(Items from a data source)
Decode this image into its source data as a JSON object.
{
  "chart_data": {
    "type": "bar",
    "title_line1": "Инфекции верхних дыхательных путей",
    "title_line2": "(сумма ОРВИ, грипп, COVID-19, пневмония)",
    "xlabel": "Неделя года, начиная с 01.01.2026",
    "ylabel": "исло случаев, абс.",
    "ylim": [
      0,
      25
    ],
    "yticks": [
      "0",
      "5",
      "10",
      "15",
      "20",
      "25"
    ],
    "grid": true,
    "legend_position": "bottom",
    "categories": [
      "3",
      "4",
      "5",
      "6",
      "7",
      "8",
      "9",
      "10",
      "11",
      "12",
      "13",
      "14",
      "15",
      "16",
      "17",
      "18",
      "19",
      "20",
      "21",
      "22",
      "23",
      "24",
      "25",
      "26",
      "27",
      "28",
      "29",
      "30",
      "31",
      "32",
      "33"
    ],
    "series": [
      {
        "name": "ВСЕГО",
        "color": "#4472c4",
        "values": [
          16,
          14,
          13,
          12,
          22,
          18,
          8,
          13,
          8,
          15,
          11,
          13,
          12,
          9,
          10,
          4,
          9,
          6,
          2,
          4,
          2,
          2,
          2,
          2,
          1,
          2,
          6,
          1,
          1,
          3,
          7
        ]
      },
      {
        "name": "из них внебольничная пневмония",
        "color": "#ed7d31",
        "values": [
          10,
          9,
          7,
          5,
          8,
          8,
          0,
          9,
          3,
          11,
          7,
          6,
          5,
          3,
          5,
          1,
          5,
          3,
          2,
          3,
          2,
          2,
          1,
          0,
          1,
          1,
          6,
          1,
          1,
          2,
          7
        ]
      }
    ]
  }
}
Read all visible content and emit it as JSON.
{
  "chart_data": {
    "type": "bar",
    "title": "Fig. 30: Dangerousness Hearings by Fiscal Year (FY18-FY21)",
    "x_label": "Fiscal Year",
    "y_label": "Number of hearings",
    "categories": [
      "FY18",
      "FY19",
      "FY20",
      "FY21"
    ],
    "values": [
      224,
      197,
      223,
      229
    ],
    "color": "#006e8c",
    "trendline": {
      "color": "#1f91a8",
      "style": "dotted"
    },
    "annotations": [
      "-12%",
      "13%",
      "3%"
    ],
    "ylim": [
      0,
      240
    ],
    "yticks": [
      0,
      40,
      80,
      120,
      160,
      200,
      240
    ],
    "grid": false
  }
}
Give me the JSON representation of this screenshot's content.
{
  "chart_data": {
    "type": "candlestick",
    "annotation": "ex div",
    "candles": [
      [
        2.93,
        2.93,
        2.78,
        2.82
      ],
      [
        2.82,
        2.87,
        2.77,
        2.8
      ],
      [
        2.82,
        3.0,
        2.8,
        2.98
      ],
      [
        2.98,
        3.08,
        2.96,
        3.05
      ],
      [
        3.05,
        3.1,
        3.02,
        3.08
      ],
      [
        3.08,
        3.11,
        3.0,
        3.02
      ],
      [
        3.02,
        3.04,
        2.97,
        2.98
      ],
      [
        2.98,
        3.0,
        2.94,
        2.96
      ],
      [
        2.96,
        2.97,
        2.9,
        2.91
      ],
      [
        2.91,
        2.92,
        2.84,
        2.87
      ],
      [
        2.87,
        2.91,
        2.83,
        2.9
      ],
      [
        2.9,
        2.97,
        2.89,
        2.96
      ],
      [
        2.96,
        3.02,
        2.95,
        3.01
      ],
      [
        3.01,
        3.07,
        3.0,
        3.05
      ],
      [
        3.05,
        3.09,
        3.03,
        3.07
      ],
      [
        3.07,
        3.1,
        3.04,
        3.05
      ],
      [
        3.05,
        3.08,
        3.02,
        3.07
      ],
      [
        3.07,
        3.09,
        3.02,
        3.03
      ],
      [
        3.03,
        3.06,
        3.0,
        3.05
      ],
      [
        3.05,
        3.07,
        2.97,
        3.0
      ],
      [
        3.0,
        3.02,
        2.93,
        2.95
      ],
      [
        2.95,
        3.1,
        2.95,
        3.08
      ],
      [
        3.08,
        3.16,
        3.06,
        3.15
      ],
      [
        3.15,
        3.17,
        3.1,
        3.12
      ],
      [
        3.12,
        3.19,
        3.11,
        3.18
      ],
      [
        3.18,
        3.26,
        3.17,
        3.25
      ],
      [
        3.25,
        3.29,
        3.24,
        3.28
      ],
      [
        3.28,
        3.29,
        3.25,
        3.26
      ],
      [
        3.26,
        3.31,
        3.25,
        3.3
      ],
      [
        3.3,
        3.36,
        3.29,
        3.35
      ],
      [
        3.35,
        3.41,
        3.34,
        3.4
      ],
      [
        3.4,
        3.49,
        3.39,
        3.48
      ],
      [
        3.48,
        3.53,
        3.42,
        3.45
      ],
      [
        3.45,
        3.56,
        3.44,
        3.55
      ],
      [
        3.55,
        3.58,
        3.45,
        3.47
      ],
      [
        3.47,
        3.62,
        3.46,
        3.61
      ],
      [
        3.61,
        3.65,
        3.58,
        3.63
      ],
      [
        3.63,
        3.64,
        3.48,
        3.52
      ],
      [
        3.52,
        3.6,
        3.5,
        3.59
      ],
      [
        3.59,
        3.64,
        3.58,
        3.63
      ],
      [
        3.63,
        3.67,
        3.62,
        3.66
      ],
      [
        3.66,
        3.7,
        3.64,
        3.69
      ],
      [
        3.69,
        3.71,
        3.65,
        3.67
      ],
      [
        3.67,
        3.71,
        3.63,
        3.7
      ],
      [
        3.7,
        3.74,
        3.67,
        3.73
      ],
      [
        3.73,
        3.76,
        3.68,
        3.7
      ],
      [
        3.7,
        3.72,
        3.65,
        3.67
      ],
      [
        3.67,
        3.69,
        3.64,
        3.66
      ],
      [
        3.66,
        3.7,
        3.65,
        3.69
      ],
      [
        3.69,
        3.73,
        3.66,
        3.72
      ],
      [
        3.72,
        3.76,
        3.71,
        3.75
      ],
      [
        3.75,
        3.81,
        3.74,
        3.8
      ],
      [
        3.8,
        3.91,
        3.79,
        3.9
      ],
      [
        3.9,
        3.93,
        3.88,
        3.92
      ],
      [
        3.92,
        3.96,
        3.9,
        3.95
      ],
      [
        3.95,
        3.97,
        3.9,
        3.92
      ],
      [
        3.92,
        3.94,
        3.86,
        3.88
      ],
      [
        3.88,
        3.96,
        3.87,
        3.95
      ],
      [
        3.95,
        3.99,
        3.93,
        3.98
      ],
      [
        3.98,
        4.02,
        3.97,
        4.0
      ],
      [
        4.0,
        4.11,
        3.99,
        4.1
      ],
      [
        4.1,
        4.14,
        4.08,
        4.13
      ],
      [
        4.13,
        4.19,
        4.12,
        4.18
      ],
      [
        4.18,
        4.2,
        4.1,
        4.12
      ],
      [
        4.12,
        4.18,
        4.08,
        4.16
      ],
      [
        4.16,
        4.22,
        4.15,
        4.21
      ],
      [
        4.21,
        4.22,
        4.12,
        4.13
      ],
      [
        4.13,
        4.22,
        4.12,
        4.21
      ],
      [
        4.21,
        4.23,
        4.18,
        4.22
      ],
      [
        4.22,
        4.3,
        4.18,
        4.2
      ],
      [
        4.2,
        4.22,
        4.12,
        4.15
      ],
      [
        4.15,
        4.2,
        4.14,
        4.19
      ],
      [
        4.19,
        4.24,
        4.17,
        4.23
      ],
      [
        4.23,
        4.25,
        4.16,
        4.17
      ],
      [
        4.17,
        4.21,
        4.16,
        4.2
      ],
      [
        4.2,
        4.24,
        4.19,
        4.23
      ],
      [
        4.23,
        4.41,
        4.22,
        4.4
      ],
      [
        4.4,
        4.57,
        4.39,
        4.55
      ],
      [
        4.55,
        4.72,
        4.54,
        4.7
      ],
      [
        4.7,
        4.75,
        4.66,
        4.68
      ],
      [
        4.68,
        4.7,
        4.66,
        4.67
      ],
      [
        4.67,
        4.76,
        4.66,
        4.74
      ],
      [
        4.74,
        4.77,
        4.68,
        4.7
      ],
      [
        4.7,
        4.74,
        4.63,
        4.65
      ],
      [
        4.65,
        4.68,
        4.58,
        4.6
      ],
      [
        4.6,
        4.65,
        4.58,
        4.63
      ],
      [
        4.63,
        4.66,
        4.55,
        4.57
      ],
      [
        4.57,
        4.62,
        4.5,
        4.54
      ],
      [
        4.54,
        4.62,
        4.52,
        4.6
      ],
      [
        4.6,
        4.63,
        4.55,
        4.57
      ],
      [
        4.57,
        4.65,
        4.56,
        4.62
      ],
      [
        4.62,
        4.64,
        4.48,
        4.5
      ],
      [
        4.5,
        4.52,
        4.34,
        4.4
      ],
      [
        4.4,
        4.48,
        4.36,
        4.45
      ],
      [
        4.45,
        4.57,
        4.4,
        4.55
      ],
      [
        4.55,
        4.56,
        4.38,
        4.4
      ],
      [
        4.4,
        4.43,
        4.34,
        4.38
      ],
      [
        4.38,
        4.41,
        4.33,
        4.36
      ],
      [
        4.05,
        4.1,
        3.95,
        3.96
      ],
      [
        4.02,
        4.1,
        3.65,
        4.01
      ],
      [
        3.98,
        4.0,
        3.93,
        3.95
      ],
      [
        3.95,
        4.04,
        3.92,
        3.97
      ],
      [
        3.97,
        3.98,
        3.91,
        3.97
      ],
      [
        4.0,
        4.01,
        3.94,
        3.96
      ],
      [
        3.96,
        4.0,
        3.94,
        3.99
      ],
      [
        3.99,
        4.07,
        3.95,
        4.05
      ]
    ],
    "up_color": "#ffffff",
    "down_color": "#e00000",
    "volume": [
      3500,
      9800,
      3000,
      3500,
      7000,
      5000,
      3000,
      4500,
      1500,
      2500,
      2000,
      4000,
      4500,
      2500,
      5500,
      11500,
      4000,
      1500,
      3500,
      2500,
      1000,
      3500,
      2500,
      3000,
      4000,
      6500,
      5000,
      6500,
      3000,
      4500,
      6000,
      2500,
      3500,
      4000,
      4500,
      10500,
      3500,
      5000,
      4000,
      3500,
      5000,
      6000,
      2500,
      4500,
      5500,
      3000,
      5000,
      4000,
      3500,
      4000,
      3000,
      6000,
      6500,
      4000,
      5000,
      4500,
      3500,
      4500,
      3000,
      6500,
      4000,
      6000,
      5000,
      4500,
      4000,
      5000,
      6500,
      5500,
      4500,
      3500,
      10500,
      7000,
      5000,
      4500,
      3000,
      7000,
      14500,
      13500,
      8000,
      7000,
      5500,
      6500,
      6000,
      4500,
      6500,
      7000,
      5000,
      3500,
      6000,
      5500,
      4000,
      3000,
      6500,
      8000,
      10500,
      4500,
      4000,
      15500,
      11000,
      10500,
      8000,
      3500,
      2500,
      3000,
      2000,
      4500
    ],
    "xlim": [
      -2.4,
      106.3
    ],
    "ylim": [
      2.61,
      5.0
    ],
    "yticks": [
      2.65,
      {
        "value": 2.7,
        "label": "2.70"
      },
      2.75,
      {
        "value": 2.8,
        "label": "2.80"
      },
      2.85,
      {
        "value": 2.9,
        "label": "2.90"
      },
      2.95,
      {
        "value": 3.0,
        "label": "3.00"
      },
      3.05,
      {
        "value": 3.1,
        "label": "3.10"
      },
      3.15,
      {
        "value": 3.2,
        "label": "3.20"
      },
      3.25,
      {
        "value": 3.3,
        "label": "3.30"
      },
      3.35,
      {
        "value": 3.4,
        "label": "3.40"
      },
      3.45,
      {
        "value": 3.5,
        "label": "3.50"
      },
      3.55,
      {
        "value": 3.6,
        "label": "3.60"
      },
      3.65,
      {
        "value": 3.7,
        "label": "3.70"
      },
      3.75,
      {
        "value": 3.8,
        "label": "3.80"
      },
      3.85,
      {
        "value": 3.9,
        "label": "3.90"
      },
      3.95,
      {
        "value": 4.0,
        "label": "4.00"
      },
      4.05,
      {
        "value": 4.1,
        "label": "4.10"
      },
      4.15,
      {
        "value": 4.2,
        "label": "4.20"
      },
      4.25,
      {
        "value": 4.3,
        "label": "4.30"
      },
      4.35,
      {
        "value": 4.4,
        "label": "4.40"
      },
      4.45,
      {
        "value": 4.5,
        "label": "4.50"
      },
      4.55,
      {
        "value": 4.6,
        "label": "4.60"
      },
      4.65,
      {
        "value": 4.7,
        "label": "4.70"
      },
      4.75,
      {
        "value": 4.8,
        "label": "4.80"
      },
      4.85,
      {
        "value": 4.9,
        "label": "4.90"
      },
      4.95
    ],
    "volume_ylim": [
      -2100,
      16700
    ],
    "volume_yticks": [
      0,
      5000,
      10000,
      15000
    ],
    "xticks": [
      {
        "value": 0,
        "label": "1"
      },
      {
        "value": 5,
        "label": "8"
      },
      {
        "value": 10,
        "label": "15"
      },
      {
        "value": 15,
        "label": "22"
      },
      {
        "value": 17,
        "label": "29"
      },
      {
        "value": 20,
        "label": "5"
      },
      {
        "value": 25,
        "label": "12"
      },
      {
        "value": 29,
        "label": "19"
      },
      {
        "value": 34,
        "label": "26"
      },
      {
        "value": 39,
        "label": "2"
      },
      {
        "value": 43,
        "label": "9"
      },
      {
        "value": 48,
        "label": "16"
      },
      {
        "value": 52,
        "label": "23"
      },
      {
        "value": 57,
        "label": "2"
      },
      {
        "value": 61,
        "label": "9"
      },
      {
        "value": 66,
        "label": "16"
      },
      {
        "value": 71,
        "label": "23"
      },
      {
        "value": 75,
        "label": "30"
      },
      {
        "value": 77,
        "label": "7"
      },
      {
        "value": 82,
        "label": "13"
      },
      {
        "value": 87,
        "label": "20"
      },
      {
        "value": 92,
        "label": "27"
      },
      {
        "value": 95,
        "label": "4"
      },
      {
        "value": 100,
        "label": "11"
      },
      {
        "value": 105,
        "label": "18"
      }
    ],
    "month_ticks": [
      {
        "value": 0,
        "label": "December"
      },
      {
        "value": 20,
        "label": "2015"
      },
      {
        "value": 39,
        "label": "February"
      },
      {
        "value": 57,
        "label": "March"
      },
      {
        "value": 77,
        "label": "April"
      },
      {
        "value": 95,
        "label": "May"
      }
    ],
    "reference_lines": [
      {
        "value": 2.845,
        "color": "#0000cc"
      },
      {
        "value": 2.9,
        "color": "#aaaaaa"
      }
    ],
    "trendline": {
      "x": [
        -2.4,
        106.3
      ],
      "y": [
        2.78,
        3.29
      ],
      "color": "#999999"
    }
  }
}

* **DIRECTIVE**: From the listing above, collect each line in which the string "content" appears.

* **EXERCISE OUTPUT**:
Read all visible content and emit it as JSON.
Give me the JSON representation of this screenshot's content.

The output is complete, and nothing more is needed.